## RECORDS FOR THE EXERCISE
★ ★ ★ ★ ★
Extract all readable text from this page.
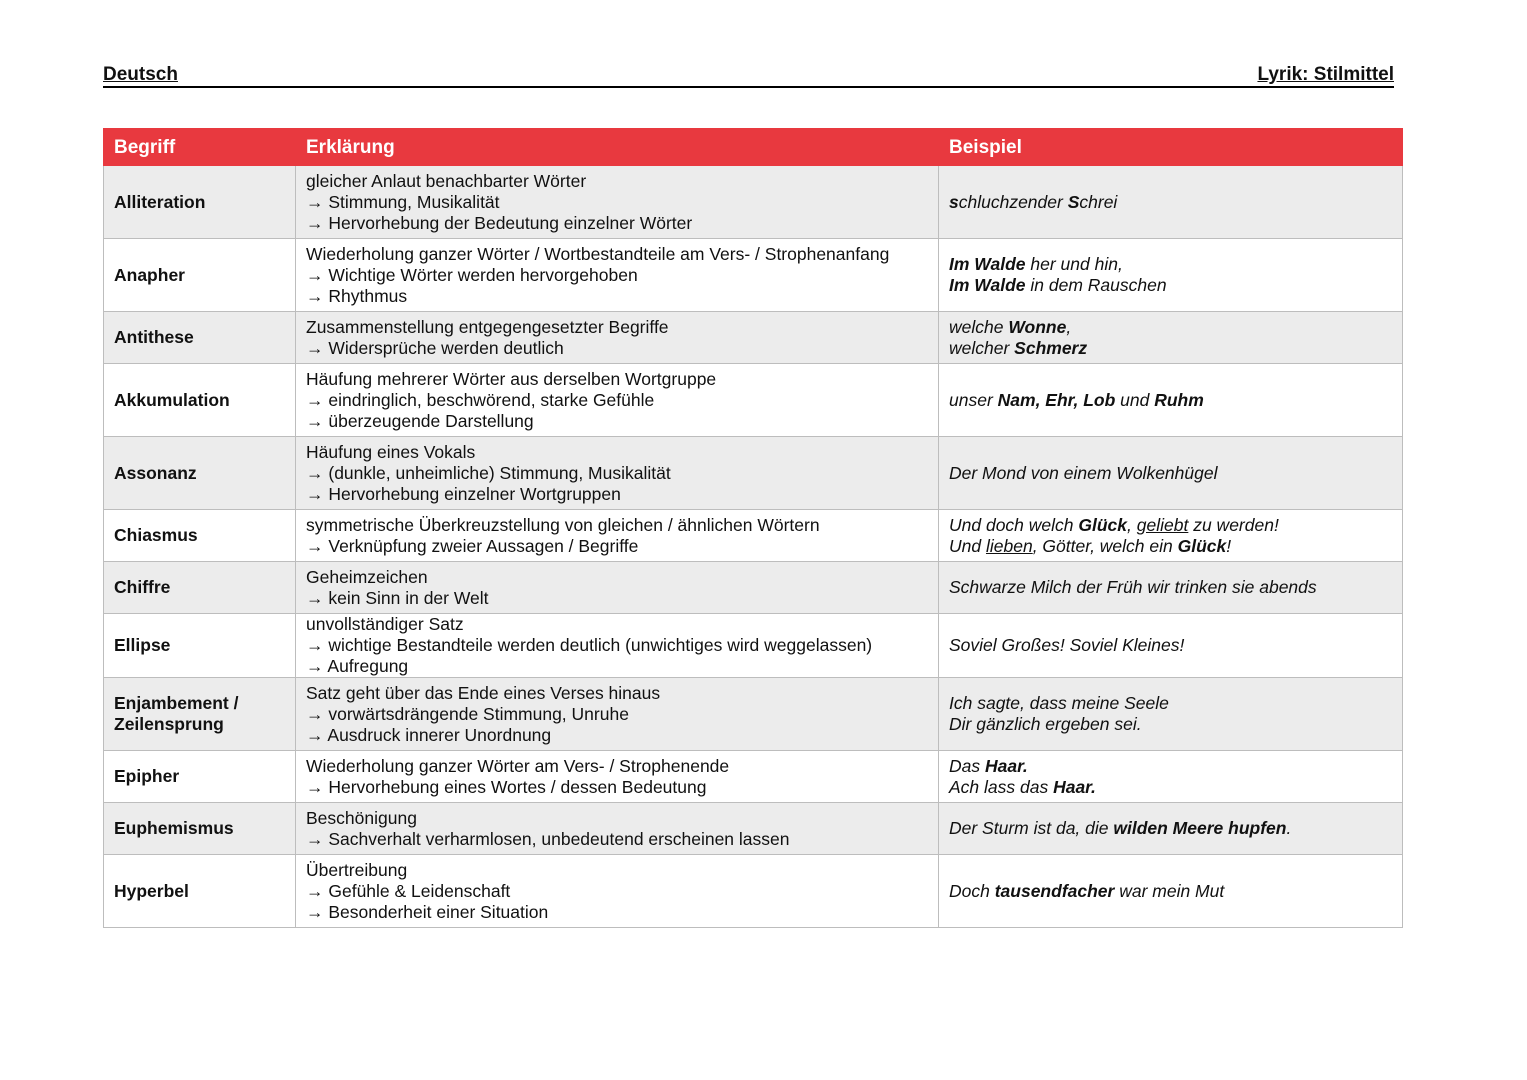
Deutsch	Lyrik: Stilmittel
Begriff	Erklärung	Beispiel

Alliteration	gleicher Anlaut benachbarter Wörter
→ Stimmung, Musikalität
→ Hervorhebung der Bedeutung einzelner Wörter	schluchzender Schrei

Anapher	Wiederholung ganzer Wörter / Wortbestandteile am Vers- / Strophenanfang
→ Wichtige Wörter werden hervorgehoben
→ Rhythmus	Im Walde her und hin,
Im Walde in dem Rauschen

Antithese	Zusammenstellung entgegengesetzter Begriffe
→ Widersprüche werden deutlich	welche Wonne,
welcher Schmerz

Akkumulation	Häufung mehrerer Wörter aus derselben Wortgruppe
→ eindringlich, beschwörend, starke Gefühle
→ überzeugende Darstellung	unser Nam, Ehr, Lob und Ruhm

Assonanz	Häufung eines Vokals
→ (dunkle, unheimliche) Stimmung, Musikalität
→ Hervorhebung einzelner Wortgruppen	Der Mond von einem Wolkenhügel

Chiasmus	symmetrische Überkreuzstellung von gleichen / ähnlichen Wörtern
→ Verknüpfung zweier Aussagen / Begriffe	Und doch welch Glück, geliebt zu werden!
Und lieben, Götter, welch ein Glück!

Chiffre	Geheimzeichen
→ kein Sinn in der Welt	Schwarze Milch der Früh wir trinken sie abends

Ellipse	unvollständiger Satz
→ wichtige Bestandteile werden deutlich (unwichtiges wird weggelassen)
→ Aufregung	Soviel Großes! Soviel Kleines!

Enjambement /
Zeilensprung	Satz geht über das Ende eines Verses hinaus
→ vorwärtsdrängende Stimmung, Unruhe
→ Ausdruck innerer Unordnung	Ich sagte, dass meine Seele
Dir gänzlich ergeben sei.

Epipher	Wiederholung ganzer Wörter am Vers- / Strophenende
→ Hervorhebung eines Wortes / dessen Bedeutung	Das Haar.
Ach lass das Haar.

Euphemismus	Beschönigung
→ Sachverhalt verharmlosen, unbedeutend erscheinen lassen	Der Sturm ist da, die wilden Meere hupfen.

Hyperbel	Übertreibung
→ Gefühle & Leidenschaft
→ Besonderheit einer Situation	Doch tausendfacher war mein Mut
★ ★ ★ ★ ★
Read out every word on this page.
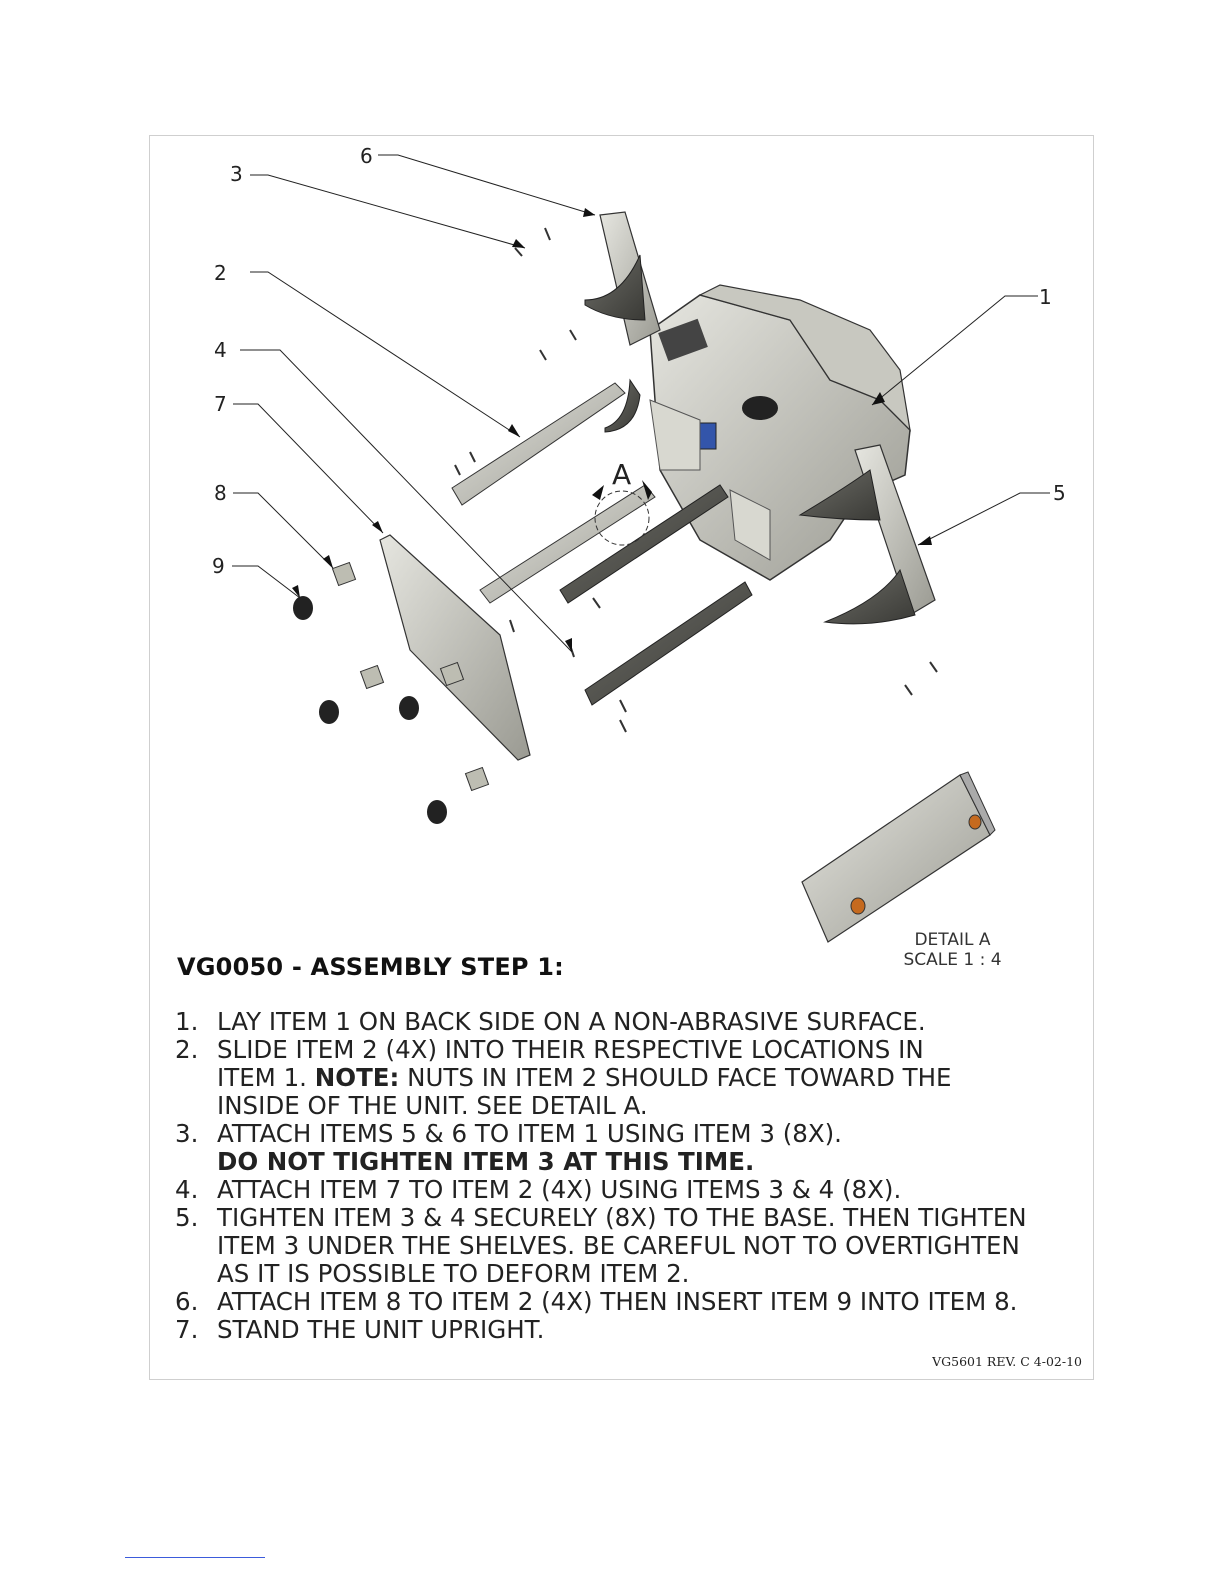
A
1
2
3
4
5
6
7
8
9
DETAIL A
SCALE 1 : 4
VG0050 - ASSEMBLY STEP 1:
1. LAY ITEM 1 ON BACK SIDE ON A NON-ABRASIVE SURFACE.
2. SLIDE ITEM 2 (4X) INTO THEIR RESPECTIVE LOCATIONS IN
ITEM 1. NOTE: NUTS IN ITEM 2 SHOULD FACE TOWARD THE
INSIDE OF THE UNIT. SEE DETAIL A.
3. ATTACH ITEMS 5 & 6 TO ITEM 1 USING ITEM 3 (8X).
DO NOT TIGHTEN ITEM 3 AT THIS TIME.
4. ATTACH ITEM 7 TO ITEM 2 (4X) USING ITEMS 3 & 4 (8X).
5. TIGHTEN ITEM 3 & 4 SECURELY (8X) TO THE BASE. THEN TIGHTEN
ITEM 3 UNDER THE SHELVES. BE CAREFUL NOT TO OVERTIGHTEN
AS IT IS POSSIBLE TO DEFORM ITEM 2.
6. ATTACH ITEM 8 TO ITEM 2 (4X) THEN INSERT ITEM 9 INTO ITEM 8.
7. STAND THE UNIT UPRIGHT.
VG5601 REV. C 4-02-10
★ ★ ★ ★ ★
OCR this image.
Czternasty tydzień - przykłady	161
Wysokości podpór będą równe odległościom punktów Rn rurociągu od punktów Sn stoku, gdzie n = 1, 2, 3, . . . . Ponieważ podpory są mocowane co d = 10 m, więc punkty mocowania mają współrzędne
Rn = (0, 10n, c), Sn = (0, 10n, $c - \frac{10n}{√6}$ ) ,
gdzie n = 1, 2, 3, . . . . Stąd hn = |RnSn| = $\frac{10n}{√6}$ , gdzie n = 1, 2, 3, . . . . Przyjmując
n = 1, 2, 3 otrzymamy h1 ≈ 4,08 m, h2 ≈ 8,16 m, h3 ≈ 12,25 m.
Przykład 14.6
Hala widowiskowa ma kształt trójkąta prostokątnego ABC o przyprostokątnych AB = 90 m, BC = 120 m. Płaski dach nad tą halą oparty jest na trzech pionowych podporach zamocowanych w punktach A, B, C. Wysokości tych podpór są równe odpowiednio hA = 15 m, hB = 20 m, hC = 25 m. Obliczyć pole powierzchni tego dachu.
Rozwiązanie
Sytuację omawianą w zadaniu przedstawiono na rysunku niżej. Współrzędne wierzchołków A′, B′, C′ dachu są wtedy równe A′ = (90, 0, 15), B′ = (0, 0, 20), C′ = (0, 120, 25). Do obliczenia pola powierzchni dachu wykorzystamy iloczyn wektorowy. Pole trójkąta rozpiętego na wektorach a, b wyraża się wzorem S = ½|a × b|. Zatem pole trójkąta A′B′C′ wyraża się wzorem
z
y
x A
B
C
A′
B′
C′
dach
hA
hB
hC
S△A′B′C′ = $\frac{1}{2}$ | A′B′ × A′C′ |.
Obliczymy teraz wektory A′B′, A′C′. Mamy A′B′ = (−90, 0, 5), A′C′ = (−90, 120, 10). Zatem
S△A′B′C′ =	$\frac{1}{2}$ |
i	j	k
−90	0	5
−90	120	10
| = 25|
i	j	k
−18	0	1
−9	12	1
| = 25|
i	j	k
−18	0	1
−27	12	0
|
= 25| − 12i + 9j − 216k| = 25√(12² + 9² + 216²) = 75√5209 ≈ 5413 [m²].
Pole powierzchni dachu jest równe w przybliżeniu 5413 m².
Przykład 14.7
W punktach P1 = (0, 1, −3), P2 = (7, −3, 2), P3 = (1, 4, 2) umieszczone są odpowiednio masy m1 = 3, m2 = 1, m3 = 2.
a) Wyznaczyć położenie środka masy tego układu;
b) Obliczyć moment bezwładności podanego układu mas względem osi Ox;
★ ★ ★ ★ ★
## THE PROBLEM
Identify the lines of the data that contain the word "Wysokości". Copy each of them.

## RESPONSE TO THE EXERCISE
Wysokości podpór będą równe odległościom punktów Rn rurociągu od punktów Sn stoku, gdzie n = 1, 2, 3, . . . . Ponieważ podpory są mocowane co d = 10 m, więc punkty mocowania mają współrzędne
Hala widowiskowa ma kształt trójkąta prostokątnego ABC o przyprostokątnych AB = 90 m, BC = 120 m. Płaski dach nad tą halą oparty jest na trzech pionowych podporach zamocowanych w punktach A, B, C. Wysokości tych podpór są równe odpowiednio hA = 15 m, hB = 20 m, hC = 25 m. Obliczyć pole powierzchni tego dachu.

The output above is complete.